#### [Set exercise]
Copy out each line in the material below that has the word "fraction".

+ + + + +

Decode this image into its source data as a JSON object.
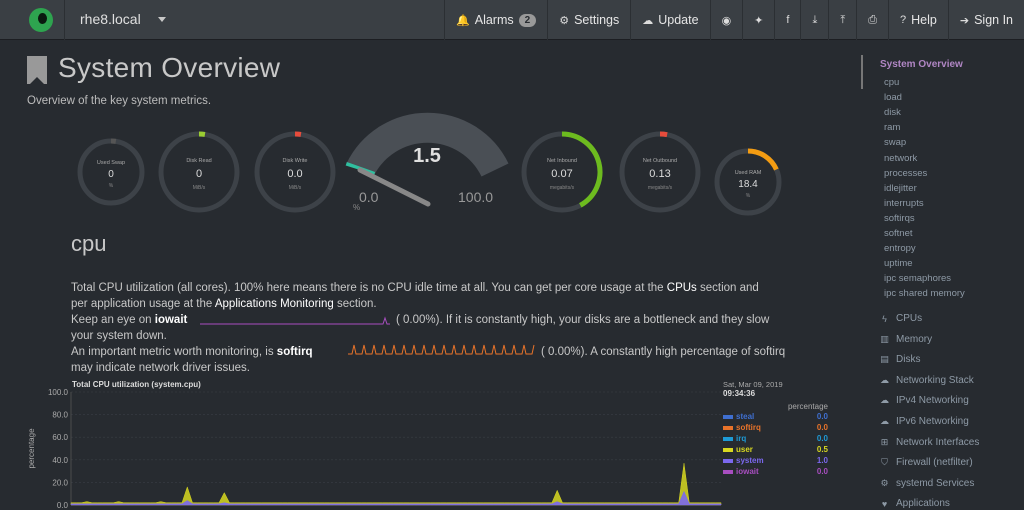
{
  "navbar": {
    "hostname": "rhe8.local",
    "items": [
      {
        "icon": "bell-icon",
        "glyph": "🔔",
        "label": "Alarms",
        "badge": "2"
      },
      {
        "icon": "gear-icon",
        "glyph": "⚙",
        "label": "Settings"
      },
      {
        "icon": "cloud-download-icon",
        "glyph": "☁",
        "label": "Update"
      },
      {
        "icon": "github-icon",
        "glyph": "◉",
        "label": ""
      },
      {
        "icon": "twitter-icon",
        "glyph": "✦",
        "label": ""
      },
      {
        "icon": "facebook-icon",
        "glyph": "f",
        "label": ""
      },
      {
        "icon": "download-icon",
        "glyph": "⤓",
        "label": ""
      },
      {
        "icon": "upload-icon",
        "glyph": "⤒",
        "label": ""
      },
      {
        "icon": "print-icon",
        "glyph": "⎙",
        "label": ""
      },
      {
        "icon": "help-icon",
        "glyph": "?",
        "label": "Help"
      },
      {
        "icon": "sign-in-icon",
        "glyph": "➔",
        "label": "Sign In"
      }
    ]
  },
  "page": {
    "title": "System Overview",
    "subtitle": "Overview of the key system metrics."
  },
  "gauges": [
    {
      "id": "used-swap",
      "title": "Used Swap",
      "value": "0",
      "unit": "%",
      "fraction": 0,
      "color": "#555555"
    },
    {
      "id": "disk-read",
      "title": "Disk Read",
      "value": "0",
      "unit": "MiB/s",
      "fraction": 0,
      "color": "#9acd32"
    },
    {
      "id": "disk-write",
      "title": "Disk Write",
      "value": "0.0",
      "unit": "MiB/s",
      "fraction": 0,
      "color": "#e74c3c"
    },
    {
      "id": "net-inbound",
      "title": "Net Inbound",
      "value": "0.07",
      "unit": "megabits/s",
      "fraction": 0.42,
      "color": "#6dbb1f"
    },
    {
      "id": "net-outbound",
      "title": "Net Outbound",
      "value": "0.13",
      "unit": "megabits/s",
      "fraction": 0.03,
      "color": "#e74c3c"
    },
    {
      "id": "used-ram",
      "title": "Used RAM",
      "value": "18.4",
      "unit": "%",
      "fraction": 0.184,
      "color": "#f39c12"
    }
  ],
  "cpu_gauge": {
    "title": "CPU",
    "value": "1.5",
    "min": "0.0",
    "max": "100.0",
    "unit": "%",
    "fraction": 0.015
  },
  "section": {
    "heading": "cpu",
    "desc1a": "Total CPU utilization (all cores). 100% here means there is no CPU idle time at all. You can get per core usage at the ",
    "desc1_link": "CPUs",
    "desc1b": " section and",
    "desc2a": "per application usage at the ",
    "desc2_link": "Applications Monitoring",
    "desc2b": " section.",
    "desc3a": "Keep an eye on ",
    "desc3_bold": "iowait",
    "desc3_val": "(      0.00%). If it is constantly high, your disks are a bottleneck and they slow",
    "desc4": "your system down.",
    "desc5a": "An important metric worth monitoring, is ",
    "desc5_bold": "softirq",
    "desc5_val": "(      0.00%). A constantly high percentage of softirq",
    "desc6": "may indicate network driver issues."
  },
  "chart_data": {
    "type": "area",
    "title": "Total CPU utilization (system.cpu)",
    "ylabel": "percentage",
    "ylim": [
      0,
      100
    ],
    "yticks": [
      "100.0",
      "80.0",
      "60.0",
      "40.0",
      "20.0",
      "0.0"
    ],
    "date": "Sat, Mar 09, 2019",
    "time": "09:34:36",
    "unit_label": "percentage",
    "series": [
      {
        "name": "steal",
        "value": "0.0",
        "color": "#3f6fd0"
      },
      {
        "name": "softirq",
        "value": "0.0",
        "color": "#e8732a"
      },
      {
        "name": "irq",
        "value": "0.0",
        "color": "#1e9bd7"
      },
      {
        "name": "user",
        "value": "0.5",
        "color": "#d8d820"
      },
      {
        "name": "system",
        "value": "1.0",
        "color": "#7b68ee"
      },
      {
        "name": "iowait",
        "value": "0.0",
        "color": "#a84ec0"
      }
    ],
    "user_trace": [
      1,
      1,
      1,
      2,
      1,
      1,
      1,
      1,
      1,
      2,
      1,
      1,
      1,
      1,
      1,
      1,
      1,
      2,
      1,
      1,
      1,
      1,
      12,
      1,
      1,
      1,
      1,
      1,
      1,
      9,
      1,
      1,
      1,
      1,
      1,
      1,
      1,
      1,
      1,
      1,
      1,
      1,
      1,
      1,
      1,
      1,
      1,
      1,
      1,
      1,
      1,
      1,
      1,
      1,
      1,
      1,
      1,
      1,
      1,
      1,
      1,
      1,
      1,
      1,
      1,
      1,
      1,
      1,
      1,
      1,
      1,
      1,
      1,
      1,
      1,
      1,
      1,
      1,
      1,
      1,
      1,
      1,
      1,
      1,
      1,
      1,
      1,
      1,
      1,
      1,
      1,
      1,
      10,
      1,
      1,
      1,
      1,
      1,
      1,
      1,
      1,
      1,
      1,
      1,
      1,
      1,
      1,
      1,
      1,
      1,
      1,
      1,
      1,
      1,
      1,
      1,
      25,
      1,
      1,
      1,
      1,
      1,
      1,
      1
    ],
    "system_trace": [
      1,
      1,
      1,
      1,
      1,
      1,
      1,
      1,
      1,
      1,
      1,
      1,
      1,
      1,
      1,
      1,
      1,
      1,
      1,
      1,
      1,
      1,
      4,
      1,
      1,
      1,
      1,
      1,
      1,
      2,
      1,
      1,
      1,
      1,
      1,
      1,
      1,
      1,
      1,
      1,
      1,
      1,
      1,
      1,
      1,
      1,
      1,
      1,
      1,
      1,
      1,
      1,
      1,
      1,
      1,
      1,
      1,
      1,
      1,
      1,
      1,
      1,
      1,
      1,
      1,
      1,
      1,
      1,
      1,
      1,
      1,
      1,
      1,
      1,
      1,
      1,
      1,
      1,
      1,
      1,
      1,
      1,
      1,
      1,
      1,
      1,
      1,
      1,
      1,
      1,
      1,
      1,
      3,
      1,
      1,
      1,
      1,
      1,
      1,
      1,
      1,
      1,
      1,
      1,
      1,
      1,
      1,
      1,
      1,
      1,
      1,
      1,
      1,
      1,
      1,
      1,
      12,
      1,
      1,
      1,
      1,
      1,
      1,
      1
    ]
  },
  "sidebar": {
    "active": "System Overview",
    "subs": [
      "cpu",
      "load",
      "disk",
      "ram",
      "swap",
      "network",
      "processes",
      "idlejitter",
      "interrupts",
      "softirqs",
      "softnet",
      "entropy",
      "uptime",
      "ipc semaphores",
      "ipc shared memory"
    ],
    "sections": [
      {
        "label": "CPUs",
        "icon": "bolt-icon",
        "glyph": "ϟ"
      },
      {
        "label": "Memory",
        "icon": "memory-icon",
        "glyph": "▥"
      },
      {
        "label": "Disks",
        "icon": "hdd-icon",
        "glyph": "▤"
      },
      {
        "label": "Networking Stack",
        "icon": "cloud-icon",
        "glyph": "☁"
      },
      {
        "label": "IPv4 Networking",
        "icon": "cloud-icon",
        "glyph": "☁"
      },
      {
        "label": "IPv6 Networking",
        "icon": "cloud-icon",
        "glyph": "☁"
      },
      {
        "label": "Network Interfaces",
        "icon": "sitemap-icon",
        "glyph": "⊞"
      },
      {
        "label": "Firewall (netfilter)",
        "icon": "shield-icon",
        "glyph": "⛉"
      },
      {
        "label": "systemd Services",
        "icon": "cogs-icon",
        "glyph": "⚙"
      },
      {
        "label": "Applications",
        "icon": "heartbeat-icon",
        "glyph": "♥"
      }
    ]
  }
}
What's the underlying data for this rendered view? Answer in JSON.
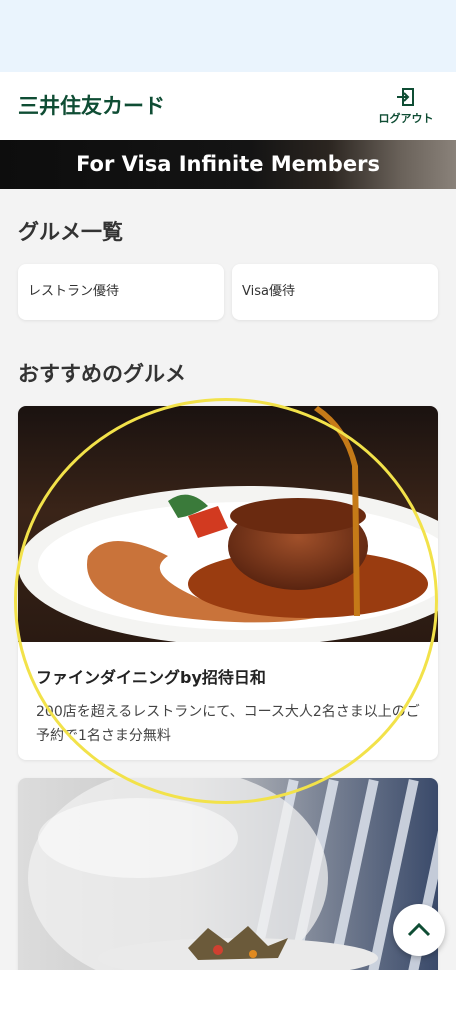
{
  "header": {
    "logo": "三井住友カード",
    "logout_label": "ログアウト",
    "logout_icon": "logout-icon"
  },
  "banner": {
    "text": "For Visa Infinite Members"
  },
  "gourmet_list": {
    "title": "グルメ一覧",
    "categories": [
      {
        "label": "レストラン優待"
      },
      {
        "label": "Visa優待"
      }
    ]
  },
  "recommended": {
    "title": "おすすめのグルメ",
    "cards": [
      {
        "title": "ファインダイニングby招待日和",
        "description": "200店を超えるレストランにて、コース大人2名さま以上のご予約で1名さま分無料"
      }
    ]
  },
  "colors": {
    "brand_green": "#0f4d34",
    "highlight": "#f2e24a"
  },
  "scroll_top_icon": "chevron-up-icon"
}
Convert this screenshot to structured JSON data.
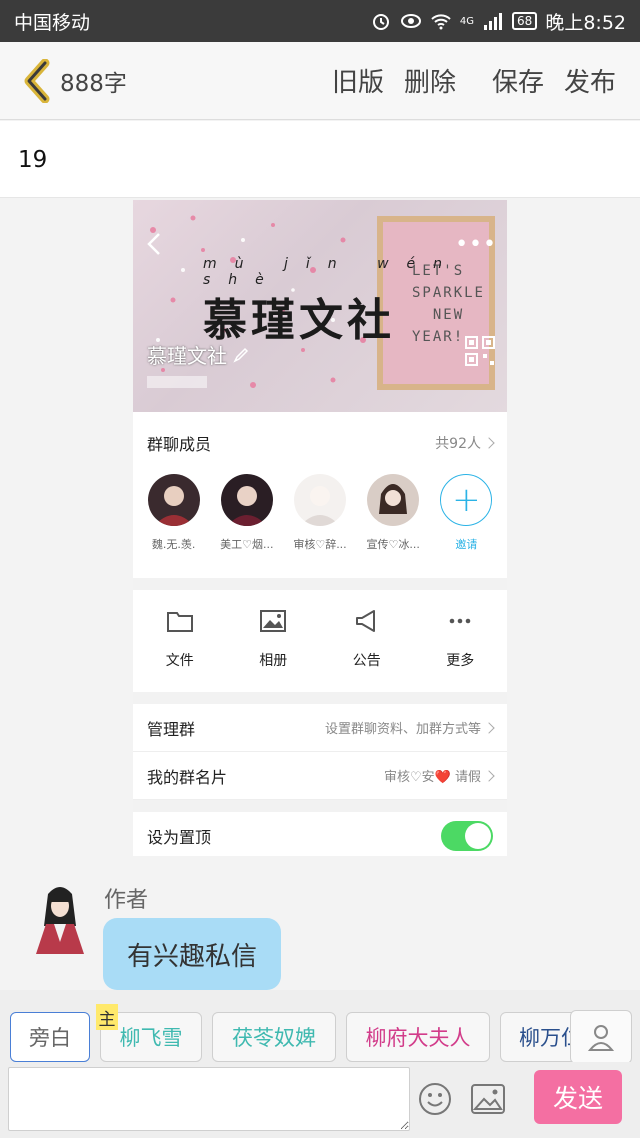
{
  "status_bar": {
    "carrier": "中国移动",
    "network": "4G",
    "battery": "68",
    "time": "晚上8:52"
  },
  "header": {
    "word_count": "888字",
    "actions": [
      "旧版",
      "删除",
      "保存",
      "发布"
    ]
  },
  "title": "19",
  "screenshot": {
    "group_name": "慕瑾文社",
    "banner_calligraphy": "慕瑾文社",
    "banner_pinyin": "mù jǐn wén shè",
    "board_text": "LET'S\nSPARKLE\n  NEW\nYEAR!",
    "members_label": "群聊成员",
    "members_count": "共92人",
    "members": [
      {
        "name": "魏.无.羡.",
        "color": "#8a3b3b"
      },
      {
        "name": "美工♡烟...",
        "color": "#5a2c3a"
      },
      {
        "name": "审核♡辞...",
        "color": "#e9e4e2"
      },
      {
        "name": "宣传♡冰...",
        "color": "#6b5a55"
      }
    ],
    "invite_label": "邀请",
    "tools": [
      {
        "label": "文件",
        "icon": "folder-icon"
      },
      {
        "label": "相册",
        "icon": "album-icon"
      },
      {
        "label": "公告",
        "icon": "megaphone-icon"
      },
      {
        "label": "更多",
        "icon": "more-icon"
      }
    ],
    "manage_label": "管理群",
    "manage_value": "设置群聊资料、加群方式等",
    "card_label": "我的群名片",
    "card_value": "审核♡安❤️ 请假",
    "pin_label": "设为置顶",
    "accent_color": "#4cd964"
  },
  "chat": {
    "author_label": "作者",
    "message": "有兴趣私信"
  },
  "roles": {
    "items": [
      {
        "label": "旁白",
        "color": "#666666"
      },
      {
        "label": "柳飞雪",
        "color": "#3fb9b0"
      },
      {
        "label": "茯苓奴婢",
        "color": "#3fb9b0"
      },
      {
        "label": "柳府大夫人",
        "color": "#d23c8a"
      },
      {
        "label": "柳万仁",
        "color": "#2a4f8c"
      }
    ],
    "main_badge": "主"
  },
  "composer": {
    "input_value": "",
    "send_label": "发送"
  }
}
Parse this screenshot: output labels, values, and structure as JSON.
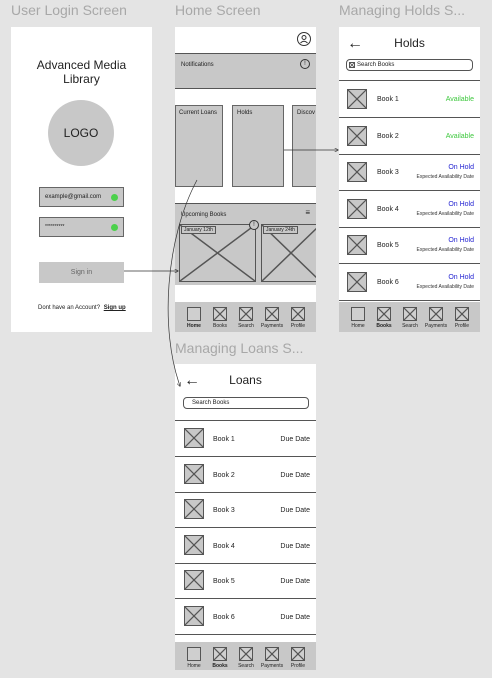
{
  "frames": {
    "login_title": "User Login Screen",
    "home_title": "Home Screen",
    "holds_title": "Managing Holds S...",
    "loans_title": "Managing Loans S..."
  },
  "login": {
    "app_title_line1": "Advanced Media",
    "app_title_line2": "Library",
    "logo": "LOGO",
    "email_value": "example@gmail.com",
    "password_value": "**********",
    "sign_in": "Sign in",
    "no_account": "Dont have an Account?",
    "sign_up": "Sign up"
  },
  "home": {
    "notifications": "Notifications",
    "cards": [
      "Current Loans",
      "Holds",
      "Discov"
    ],
    "upcoming_title": "Upcoming Books",
    "upcoming_dates": [
      "January 12th",
      "January 24th"
    ]
  },
  "holds": {
    "title": "Holds",
    "search_placeholder": "Search Books",
    "rows": [
      {
        "name": "Book 1",
        "status": "Available",
        "sub": ""
      },
      {
        "name": "Book 2",
        "status": "Available",
        "sub": ""
      },
      {
        "name": "Book 3",
        "status": "On Hold",
        "sub": "Expected Availability Date"
      },
      {
        "name": "Book 4",
        "status": "On Hold",
        "sub": "Expected Availability Date"
      },
      {
        "name": "Book 5",
        "status": "On Hold",
        "sub": "Expected Availability Date"
      },
      {
        "name": "Book 6",
        "status": "On Hold",
        "sub": "Expected Availability Date"
      }
    ]
  },
  "loans": {
    "title": "Loans",
    "search_placeholder": "Search Books",
    "rows": [
      {
        "name": "Book 1",
        "due": "Due Date"
      },
      {
        "name": "Book 2",
        "due": "Due Date"
      },
      {
        "name": "Book 3",
        "due": "Due Date"
      },
      {
        "name": "Book 4",
        "due": "Due Date"
      },
      {
        "name": "Book 5",
        "due": "Due Date"
      },
      {
        "name": "Book 6",
        "due": "Due Date"
      }
    ]
  },
  "nav": [
    "Home",
    "Books",
    "Search",
    "Payments",
    "Profile"
  ],
  "colors": {
    "available": "#3ec83e",
    "on_hold": "#1f1fd0",
    "wire_gray": "#c8c8c8",
    "toggle_green": "#4cd14c"
  }
}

+ + + + +

#### [Result of the exercise]
      "fraction": 0,
      "fraction": 0,
      "fraction": 0,
      "fraction": 0.42,
      "fraction": 0.03,
      "fraction": 0.184,
    "fraction": 0.015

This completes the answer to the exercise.